### CONSIGNA ESCRITA 1
En el fragmento sobre la desintegración de la Unión Soviética, ¿cuántos lituanos murieron en el ataque a la torre de televisión de Vilnus?

### FRAGMENTO CITADO
Read Breve Historia De La Incompetencia Militar Online
Authors: Edward Strosser & Michael Prince
Gorbi intentó ponerse al nivel de los acontecimientos mientras los países de la URSS empezaban a declarar su independencia por las buenas o por las malas y abrió el gobierno a un sistema multipartidista en febrero de 1990. Los lituanos, cuyo país había sido anexado por los soviéticos mediante los protocolos secretos del Tratado de No agresión entre Hitler y Stalin en la Segunda Guerra Mundial, declararon que el 7 de noviembre, el aniversario de la Revolución bolchevique ya no sería fiesta nacional. Esto fue el equivalente de hacer un corte de mangas a los líderes soviéticos y Gorbi se lo tomó como un auténtico insulto. El 12 de enero de 1991, los soviéticos respondieron con el ataque a la torre de televisión de Vilnus, encabezado por las tropas especiales de boinas negras del Ministerio del Interior, que llevaban el jamesbondiano nombre de OMON. Trece lituanos murieron. Dmitri Yazov, el ministro soviético de Defensa y golpista incipiente, acusó a los lituanos de provocar al ejército y, por iniciativa propia, les atacó. Gorbi no hizo nada para castigar a Yazov. En marzo, los lituanos proclamaron su independencia. Lo que había empezado como un intento de Gorbi de reformar la Unión Soviética se había convertido en la desintegración del Imperio.

### CONSIGNA ESCRITA 2
Transcribe sin ningún cambio el tramo de los registros que va desde su comienzo hasta la línea que contiene "y-tick-label: 2,500,000 <box>128", con ambos extremos incluidos.

### REGISTROS PROPORCIONADOS

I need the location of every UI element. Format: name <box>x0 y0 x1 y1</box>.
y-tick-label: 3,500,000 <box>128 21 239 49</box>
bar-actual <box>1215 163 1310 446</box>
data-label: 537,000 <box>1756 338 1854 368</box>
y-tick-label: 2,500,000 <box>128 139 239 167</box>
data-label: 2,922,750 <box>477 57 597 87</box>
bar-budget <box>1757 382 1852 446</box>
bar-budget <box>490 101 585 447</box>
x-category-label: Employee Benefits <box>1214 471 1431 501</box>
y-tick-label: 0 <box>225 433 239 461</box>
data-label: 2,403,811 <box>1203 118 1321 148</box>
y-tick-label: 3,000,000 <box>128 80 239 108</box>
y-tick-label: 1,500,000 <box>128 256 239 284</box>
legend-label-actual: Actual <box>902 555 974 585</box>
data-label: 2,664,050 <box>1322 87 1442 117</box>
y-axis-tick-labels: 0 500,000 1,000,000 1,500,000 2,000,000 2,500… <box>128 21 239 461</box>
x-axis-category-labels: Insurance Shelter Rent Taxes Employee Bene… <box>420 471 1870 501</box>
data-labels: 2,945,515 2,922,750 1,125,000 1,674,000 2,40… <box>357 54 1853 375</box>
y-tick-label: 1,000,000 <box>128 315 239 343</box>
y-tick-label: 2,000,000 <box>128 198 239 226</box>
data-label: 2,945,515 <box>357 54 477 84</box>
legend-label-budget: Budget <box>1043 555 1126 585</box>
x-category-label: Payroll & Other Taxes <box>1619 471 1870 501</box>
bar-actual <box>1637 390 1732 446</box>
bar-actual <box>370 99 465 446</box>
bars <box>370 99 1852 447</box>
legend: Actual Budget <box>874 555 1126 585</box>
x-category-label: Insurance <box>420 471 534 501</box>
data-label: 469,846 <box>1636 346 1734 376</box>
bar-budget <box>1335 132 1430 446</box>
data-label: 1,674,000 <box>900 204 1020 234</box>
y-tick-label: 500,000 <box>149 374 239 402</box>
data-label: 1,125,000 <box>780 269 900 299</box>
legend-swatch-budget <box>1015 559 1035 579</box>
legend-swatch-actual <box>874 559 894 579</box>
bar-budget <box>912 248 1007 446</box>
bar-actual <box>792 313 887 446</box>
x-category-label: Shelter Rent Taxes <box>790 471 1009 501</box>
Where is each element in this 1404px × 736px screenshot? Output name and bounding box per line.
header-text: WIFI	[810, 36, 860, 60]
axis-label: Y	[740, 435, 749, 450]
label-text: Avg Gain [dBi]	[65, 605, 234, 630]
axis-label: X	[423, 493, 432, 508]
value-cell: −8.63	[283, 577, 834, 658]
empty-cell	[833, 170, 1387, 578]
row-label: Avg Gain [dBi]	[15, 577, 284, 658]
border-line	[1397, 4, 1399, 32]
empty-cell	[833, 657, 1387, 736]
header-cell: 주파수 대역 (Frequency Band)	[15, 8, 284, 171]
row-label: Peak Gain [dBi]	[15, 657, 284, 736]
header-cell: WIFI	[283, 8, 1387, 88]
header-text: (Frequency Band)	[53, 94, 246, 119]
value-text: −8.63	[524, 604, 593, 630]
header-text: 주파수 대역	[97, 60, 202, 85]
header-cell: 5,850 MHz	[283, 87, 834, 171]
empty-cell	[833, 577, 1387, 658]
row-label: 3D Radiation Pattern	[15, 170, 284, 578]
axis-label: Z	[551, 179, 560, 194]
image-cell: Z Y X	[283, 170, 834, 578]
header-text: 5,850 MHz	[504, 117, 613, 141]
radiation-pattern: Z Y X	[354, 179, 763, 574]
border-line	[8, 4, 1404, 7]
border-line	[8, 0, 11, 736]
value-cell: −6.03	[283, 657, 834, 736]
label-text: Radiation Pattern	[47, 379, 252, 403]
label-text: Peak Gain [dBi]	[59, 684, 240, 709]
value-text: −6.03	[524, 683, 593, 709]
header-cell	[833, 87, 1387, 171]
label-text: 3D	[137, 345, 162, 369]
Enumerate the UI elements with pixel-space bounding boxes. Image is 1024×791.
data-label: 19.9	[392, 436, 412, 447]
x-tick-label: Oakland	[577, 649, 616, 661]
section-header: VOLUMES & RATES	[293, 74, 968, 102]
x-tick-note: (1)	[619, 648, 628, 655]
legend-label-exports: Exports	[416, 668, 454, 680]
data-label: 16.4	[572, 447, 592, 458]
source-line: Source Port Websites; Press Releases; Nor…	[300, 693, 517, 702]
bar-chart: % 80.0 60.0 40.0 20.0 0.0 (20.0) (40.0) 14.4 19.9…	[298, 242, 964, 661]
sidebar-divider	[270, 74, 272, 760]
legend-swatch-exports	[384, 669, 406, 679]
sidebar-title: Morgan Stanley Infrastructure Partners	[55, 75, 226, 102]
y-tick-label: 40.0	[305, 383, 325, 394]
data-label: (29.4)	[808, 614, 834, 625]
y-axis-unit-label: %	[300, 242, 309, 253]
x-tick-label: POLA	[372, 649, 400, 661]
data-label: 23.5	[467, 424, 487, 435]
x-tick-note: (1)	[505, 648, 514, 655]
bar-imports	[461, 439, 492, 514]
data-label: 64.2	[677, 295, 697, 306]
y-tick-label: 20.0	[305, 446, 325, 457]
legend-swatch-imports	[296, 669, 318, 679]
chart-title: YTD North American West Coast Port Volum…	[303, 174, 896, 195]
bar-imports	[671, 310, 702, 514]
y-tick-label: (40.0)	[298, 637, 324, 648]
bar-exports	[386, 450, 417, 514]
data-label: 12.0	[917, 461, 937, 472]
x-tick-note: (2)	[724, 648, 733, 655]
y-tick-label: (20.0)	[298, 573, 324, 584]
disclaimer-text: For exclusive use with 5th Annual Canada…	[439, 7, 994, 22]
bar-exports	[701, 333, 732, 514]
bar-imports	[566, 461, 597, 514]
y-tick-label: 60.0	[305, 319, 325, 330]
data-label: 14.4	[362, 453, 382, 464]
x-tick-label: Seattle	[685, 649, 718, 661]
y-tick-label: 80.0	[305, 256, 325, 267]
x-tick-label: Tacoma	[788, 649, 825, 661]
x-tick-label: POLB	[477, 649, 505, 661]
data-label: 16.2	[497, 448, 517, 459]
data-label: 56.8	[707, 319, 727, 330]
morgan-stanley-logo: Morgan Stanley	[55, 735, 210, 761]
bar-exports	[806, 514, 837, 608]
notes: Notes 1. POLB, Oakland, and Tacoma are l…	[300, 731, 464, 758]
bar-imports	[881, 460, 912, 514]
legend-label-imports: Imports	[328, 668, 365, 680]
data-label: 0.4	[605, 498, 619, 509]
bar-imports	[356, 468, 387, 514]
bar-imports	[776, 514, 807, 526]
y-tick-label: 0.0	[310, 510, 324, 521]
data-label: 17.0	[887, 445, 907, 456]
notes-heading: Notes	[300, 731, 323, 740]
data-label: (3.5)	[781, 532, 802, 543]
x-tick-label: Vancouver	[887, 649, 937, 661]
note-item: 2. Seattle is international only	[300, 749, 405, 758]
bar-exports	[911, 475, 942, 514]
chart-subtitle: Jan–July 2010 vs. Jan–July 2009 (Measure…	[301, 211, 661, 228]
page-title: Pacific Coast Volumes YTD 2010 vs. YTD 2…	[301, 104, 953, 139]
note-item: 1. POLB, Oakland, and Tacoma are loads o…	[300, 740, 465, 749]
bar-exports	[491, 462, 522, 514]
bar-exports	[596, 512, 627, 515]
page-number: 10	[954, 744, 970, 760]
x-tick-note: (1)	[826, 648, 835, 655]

### RESPUESTA ESCRITA 1
Murieron trece lituanos.

### RESPUESTA ESCRITA 2
I need the location of every UI element. Format: name <box>x0 y0 x1 y1</box>.
y-tick-label: 3,500,000 <box>128 21 239 49</box>
bar-actual <box>1215 163 1310 446</box>
data-label: 537,000 <box>1756 338 1854 368</box>
y-tick-label: 2,500,000 <box>128 139 239 167</box>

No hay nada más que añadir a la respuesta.